#### WHAT THE EXERCISE ASKS:
Look over the lines below. Report each one that includes the string "Raymond".

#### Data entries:

⟨

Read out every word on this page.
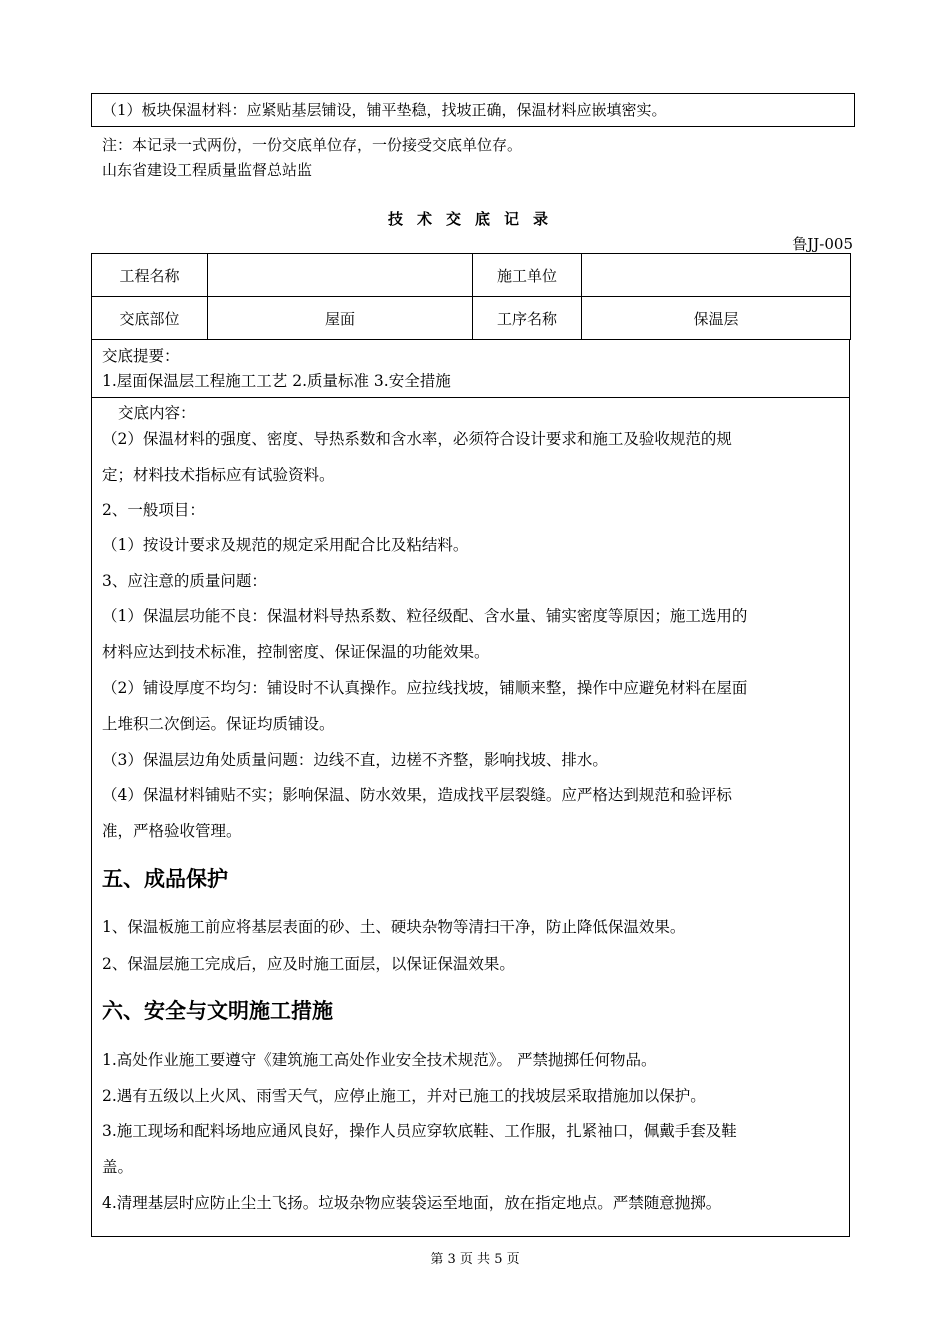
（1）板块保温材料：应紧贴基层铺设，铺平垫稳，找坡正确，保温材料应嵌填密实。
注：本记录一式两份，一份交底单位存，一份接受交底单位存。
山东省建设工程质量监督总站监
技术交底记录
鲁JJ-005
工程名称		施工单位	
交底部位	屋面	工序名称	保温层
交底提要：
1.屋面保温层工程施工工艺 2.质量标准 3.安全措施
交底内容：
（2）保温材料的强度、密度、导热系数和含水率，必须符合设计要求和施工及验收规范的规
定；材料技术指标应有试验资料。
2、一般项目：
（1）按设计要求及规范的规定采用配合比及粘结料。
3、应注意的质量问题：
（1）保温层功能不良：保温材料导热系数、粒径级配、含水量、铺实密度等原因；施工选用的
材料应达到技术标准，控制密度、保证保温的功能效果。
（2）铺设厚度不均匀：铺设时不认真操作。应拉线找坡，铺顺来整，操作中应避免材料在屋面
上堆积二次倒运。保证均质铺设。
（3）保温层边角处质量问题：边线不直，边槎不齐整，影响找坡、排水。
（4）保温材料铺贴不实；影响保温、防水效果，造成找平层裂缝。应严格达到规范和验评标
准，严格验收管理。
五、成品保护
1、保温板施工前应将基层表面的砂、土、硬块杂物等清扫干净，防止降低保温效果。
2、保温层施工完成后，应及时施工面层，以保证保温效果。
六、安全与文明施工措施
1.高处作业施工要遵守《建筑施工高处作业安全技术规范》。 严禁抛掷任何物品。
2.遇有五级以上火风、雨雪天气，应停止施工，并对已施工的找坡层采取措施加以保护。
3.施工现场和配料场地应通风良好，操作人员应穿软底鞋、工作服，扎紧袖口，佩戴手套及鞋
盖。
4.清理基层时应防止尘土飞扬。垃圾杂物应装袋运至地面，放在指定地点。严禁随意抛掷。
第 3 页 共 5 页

⟩
⟨

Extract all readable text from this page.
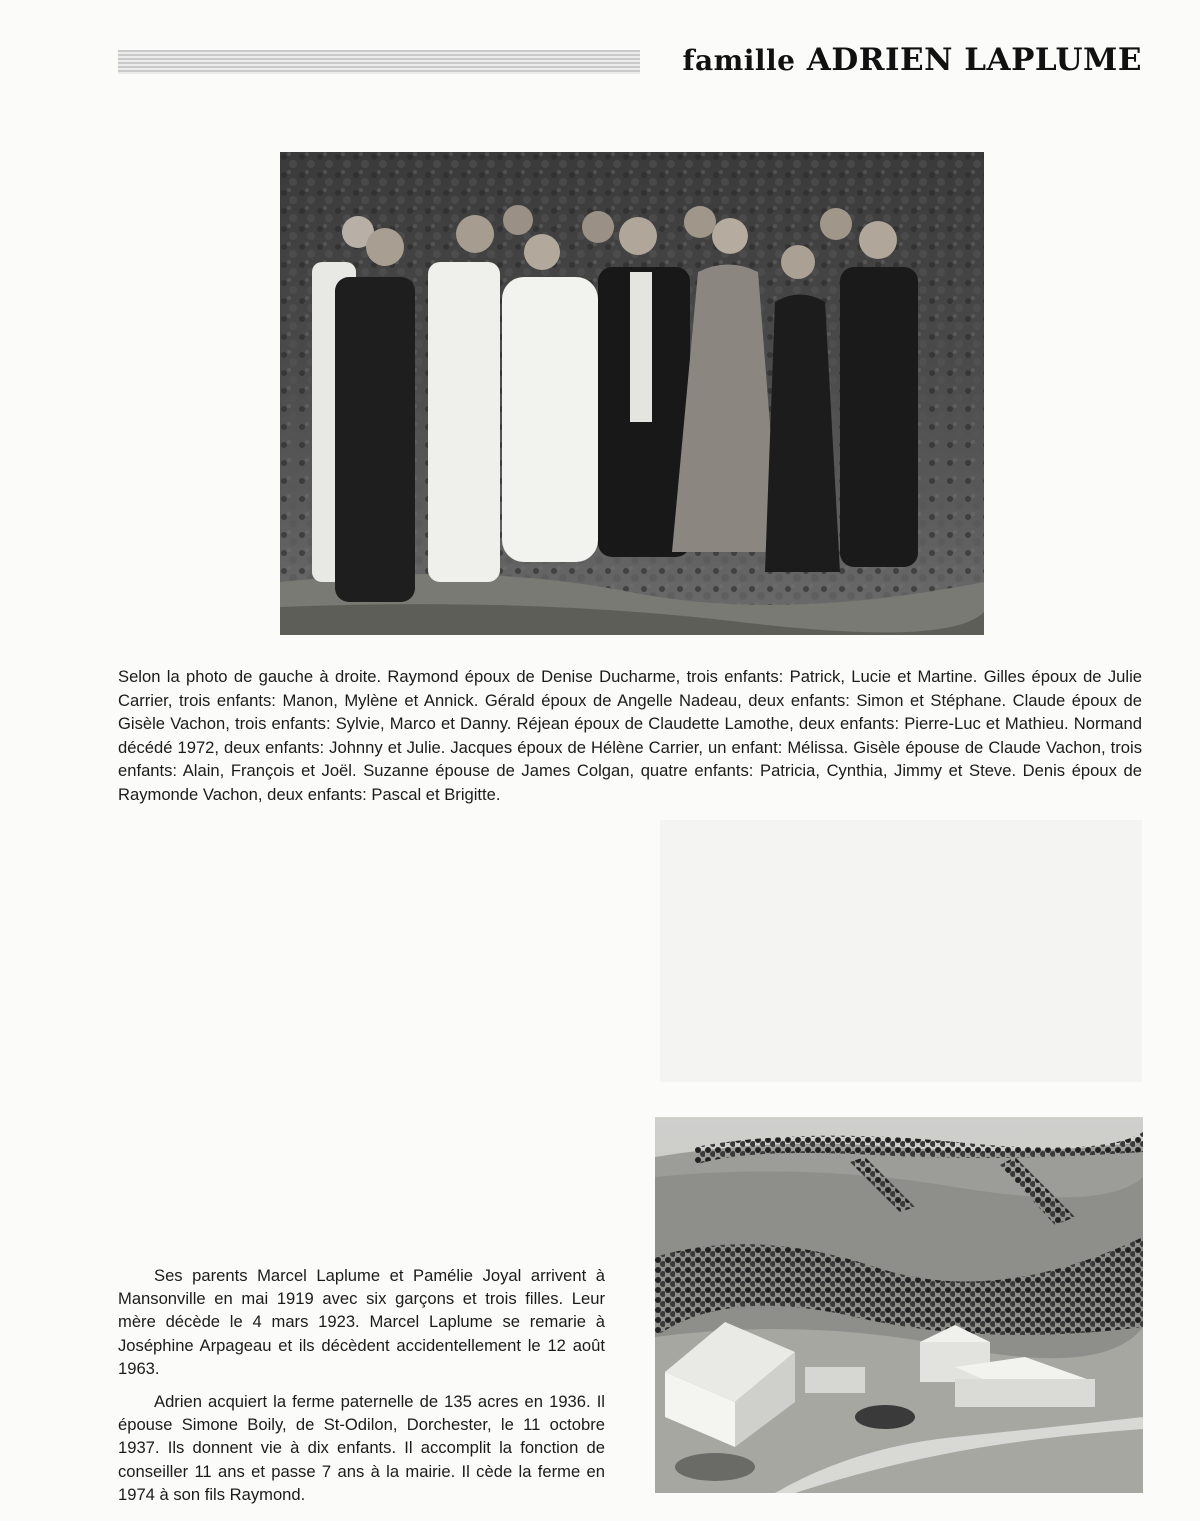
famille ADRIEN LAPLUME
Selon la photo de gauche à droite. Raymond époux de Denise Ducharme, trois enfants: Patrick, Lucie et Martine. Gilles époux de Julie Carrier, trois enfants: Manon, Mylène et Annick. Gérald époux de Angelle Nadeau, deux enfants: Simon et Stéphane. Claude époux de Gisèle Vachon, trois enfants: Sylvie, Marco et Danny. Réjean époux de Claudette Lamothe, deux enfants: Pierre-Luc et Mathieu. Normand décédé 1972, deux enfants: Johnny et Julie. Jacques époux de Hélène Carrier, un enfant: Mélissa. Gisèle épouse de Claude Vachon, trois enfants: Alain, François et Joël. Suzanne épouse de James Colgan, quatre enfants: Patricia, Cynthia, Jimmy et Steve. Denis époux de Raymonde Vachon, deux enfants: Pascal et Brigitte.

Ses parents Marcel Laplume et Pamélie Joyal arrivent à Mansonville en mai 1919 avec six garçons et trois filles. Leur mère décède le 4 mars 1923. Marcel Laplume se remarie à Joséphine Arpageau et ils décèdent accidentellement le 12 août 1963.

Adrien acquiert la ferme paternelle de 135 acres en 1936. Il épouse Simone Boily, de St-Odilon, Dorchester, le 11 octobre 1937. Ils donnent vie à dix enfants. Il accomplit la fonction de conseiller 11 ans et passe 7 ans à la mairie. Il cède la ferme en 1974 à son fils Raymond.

⟩

#### TASK ANSWER:
Selon la photo de gauche à droite. Raymond époux de Denise Ducharme, trois enfants: Patrick, Lucie et Martine. Gilles époux de Julie Carrier, trois enfants: Manon, Mylène et Annick. Gérald époux de Angelle Nadeau, deux enfants: Simon et Stéphane. Claude époux de Gisèle Vachon, trois enfants: Sylvie, Marco et Danny. Réjean époux de Claudette Lamothe, deux enfants: Pierre-Luc et Mathieu. Normand décédé 1972, deux enfants: Johnny et Julie. Jacques époux de Hélène Carrier, un enfant: Mélissa. Gisèle épouse de Claude Vachon, trois enfants: Alain, François et Joël. Suzanne épouse de James Colgan, quatre enfants: Patricia, Cynthia, Jimmy et Steve. Denis époux de Raymonde Vachon, deux enfants: Pascal et Brigitte.
Adrien acquiert la ferme paternelle de 135 acres en 1936. Il épouse Simone Boily, de St-Odilon, Dorchester, le 11 octobre 1937. Ils donnent vie à dix enfants. Il accomplit la fonction de conseiller 11 ans et passe 7 ans à la mairie. Il cède la ferme en 1974 à son fils Raymond.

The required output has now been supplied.